# Instructions for the task:
All of the material below is to be restated word for word, apart from the pictures.

* BEGIN *

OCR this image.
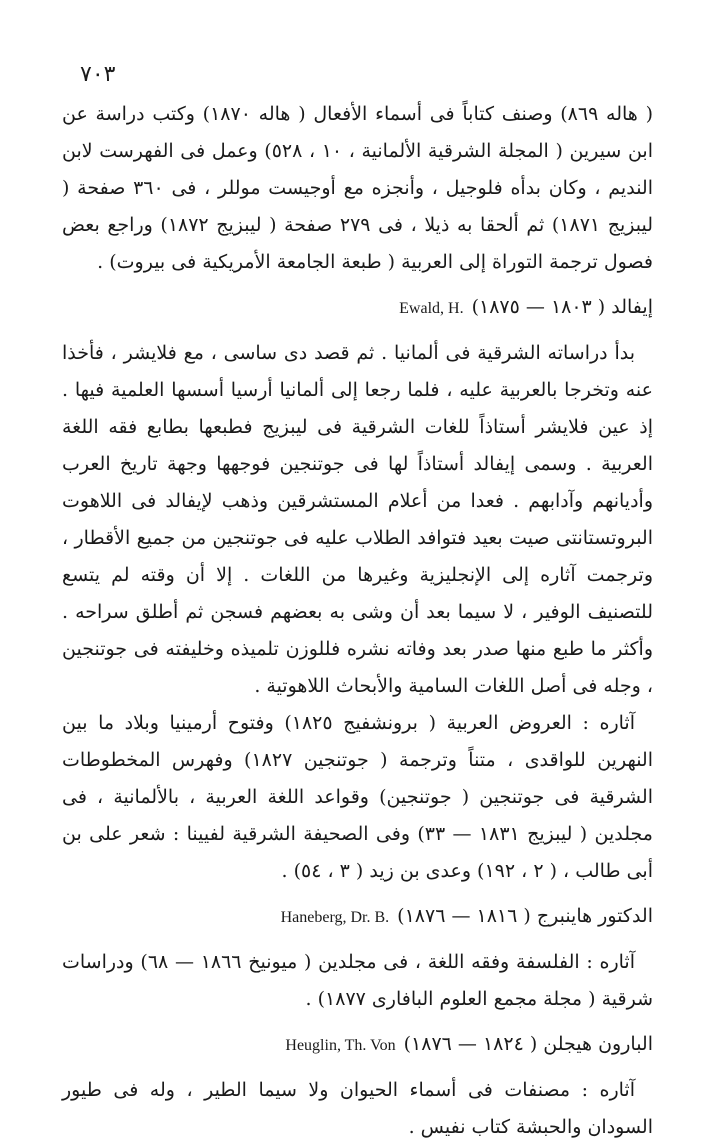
٧٠٣

( هاله ٨٦٩) وصنف كتاباً فى أسماء الأفعال ( هاله ١٨٧٠) وكتب دراسة عن ابن سيرين ( المجلة الشرقية الألمانية ، ١٠ ، ٥٢٨) وعمل فى الفهرست لابن النديم ، وكان بدأه فلوجيل ، وأنجزه مع أوجيست موللر ، فى ٣٦٠ صفحة ( ليبزيج ١٨٧١) ثم ألحقا به ذيلا ، فى ٢٧٩ صفحة ( ليبزيج ١٨٧٢) وراجع بعض فصول ترجمة التوراة إلى العربية ( طبعة الجامعة الأمريكية فى بيروت) .

Ewald, H. إيفالد ( ١٨٠٣ — ١٨٧٥)

بدأ دراساته الشرقية فى ألمانيا . ثم قصد دى ساسى ، مع فلايشر ، فأخذا عنه وتخرجا بالعربية عليه ، فلما رجعا إلى ألمانيا أرسيا أسسها العلمية فيها . إذ عين فلايشر أستاذاً للغات الشرقية فى ليبزيج فطبعها بطابع فقه اللغة العربية . وسمى إيفالد أستاذاً لها فى جوتنجين فوجهها وجهة تاريخ العرب وأديانهم وآدابهم . فعدا من أعلام المستشرقين وذهب لإيفالد فى اللاهوت البروتستانتى صيت بعيد فتوافد الطلاب عليه فى جوتنجين من جميع الأقطار ، وترجمت آثاره إلى الإنجليزية وغيرها من اللغات . إلا أن وقته لم يتسع للتصنيف الوفير ، لا سيما بعد أن وشى به بعضهم فسجن ثم أطلق سراحه . وأكثر ما طبع منها صدر بعد وفاته نشره فللوزن تلميذه وخليفته فى جوتنجين ، وجله فى أصل اللغات السامية والأبحاث اللاهوتية .

آثاره : العروض العربية ( برونشفيج ١٨٢٥) وفتوح أرمينيا وبلاد ما بين النهرين للواقدى ، متناً وترجمة ( جوتنجين ١٨٢٧) وفهرس المخطوطات الشرقية فى جوتنجين ( جوتنجين) وقواعد اللغة العربية ، بالألمانية ، فى مجلدين ( ليبزيج ١٨٣١ — ٣٣) وفى الصحيفة الشرقية لفيينا : شعر على بن أبى طالب ، ( ٢ ، ١٩٢) وعدى بن زيد ( ٣ ، ٥٤) .

Haneberg, Dr. B. الدكتور هاينبرج ( ١٨١٦ — ١٨٧٦)

آثاره : الفلسفة وفقه اللغة ، فى مجلدين ( ميونيخ ١٨٦٦ — ٦٨) ودراسات شرقية ( مجلة مجمع العلوم البافارى ١٨٧٧) .

Heuglin, Th. Von البارون هيجلن ( ١٨٢٤ — ١٨٧٦)

آثاره : مصنفات فى أسماء الحيوان ولا سيما الطير ، وله فى طيور السودان والحبشة كتاب نفيس .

* END *

# Correct response:
OCR this image.
٧٠٣

( هاله ٨٦٩) وصنف كتاباً فى أسماء الأفعال ( هاله ١٨٧٠) وكتب دراسة عن ابن سيرين ( المجلة الشرقية الألمانية ، ١٠ ، ٥٢٨) وعمل فى الفهرست لابن النديم ، وكان بدأه فلوجيل ، وأنجزه مع أوجيست موللر ، فى ٣٦٠ صفحة ( ليبزيج ١٨٧١) ثم ألحقا به ذيلا ، فى ٢٧٩ صفحة ( ليبزيج ١٨٧٢) وراجع بعض فصول ترجمة التوراة إلى العربية ( طبعة الجامعة الأمريكية فى بيروت) .

Ewald, H. إيفالد ( ١٨٠٣ — ١٨٧٥)

بدأ دراساته الشرقية فى ألمانيا . ثم قصد دى ساسى ، مع فلايشر ، فأخذا عنه وتخرجا بالعربية عليه ، فلما رجعا إلى ألمانيا أرسيا أسسها العلمية فيها . إذ عين فلايشر أستاذاً للغات الشرقية فى ليبزيج فطبعها بطابع فقه اللغة العربية . وسمى إيفالد أستاذاً لها فى جوتنجين فوجهها وجهة تاريخ العرب وأديانهم وآدابهم . فعدا من أعلام المستشرقين وذهب لإيفالد فى اللاهوت البروتستانتى صيت بعيد فتوافد الطلاب عليه فى جوتنجين من جميع الأقطار ، وترجمت آثاره إلى الإنجليزية وغيرها من اللغات . إلا أن وقته لم يتسع للتصنيف الوفير ، لا سيما بعد أن وشى به بعضهم فسجن ثم أطلق سراحه . وأكثر ما طبع منها صدر بعد وفاته نشره فللوزن تلميذه وخليفته فى جوتنجين ، وجله فى أصل اللغات السامية والأبحاث اللاهوتية .

آثاره : العروض العربية ( برونشفيج ١٨٢٥) وفتوح أرمينيا وبلاد ما بين النهرين للواقدى ، متناً وترجمة ( جوتنجين ١٨٢٧) وفهرس المخطوطات الشرقية فى جوتنجين ( جوتنجين) وقواعد اللغة العربية ، بالألمانية ، فى مجلدين ( ليبزيج ١٨٣١ — ٣٣) وفى الصحيفة الشرقية لفيينا : شعر على بن أبى طالب ، ( ٢ ، ١٩٢) وعدى بن زيد ( ٣ ، ٥٤) .

Haneberg, Dr. B. الدكتور هاينبرج ( ١٨١٦ — ١٨٧٦)

آثاره : الفلسفة وفقه اللغة ، فى مجلدين ( ميونيخ ١٨٦٦ — ٦٨) ودراسات شرقية ( مجلة مجمع العلوم البافارى ١٨٧٧) .

Heuglin, Th. Von البارون هيجلن ( ١٨٢٤ — ١٨٧٦)

آثاره : مصنفات فى أسماء الحيوان ولا سيما الطير ، وله فى طيور السودان والحبشة كتاب نفيس .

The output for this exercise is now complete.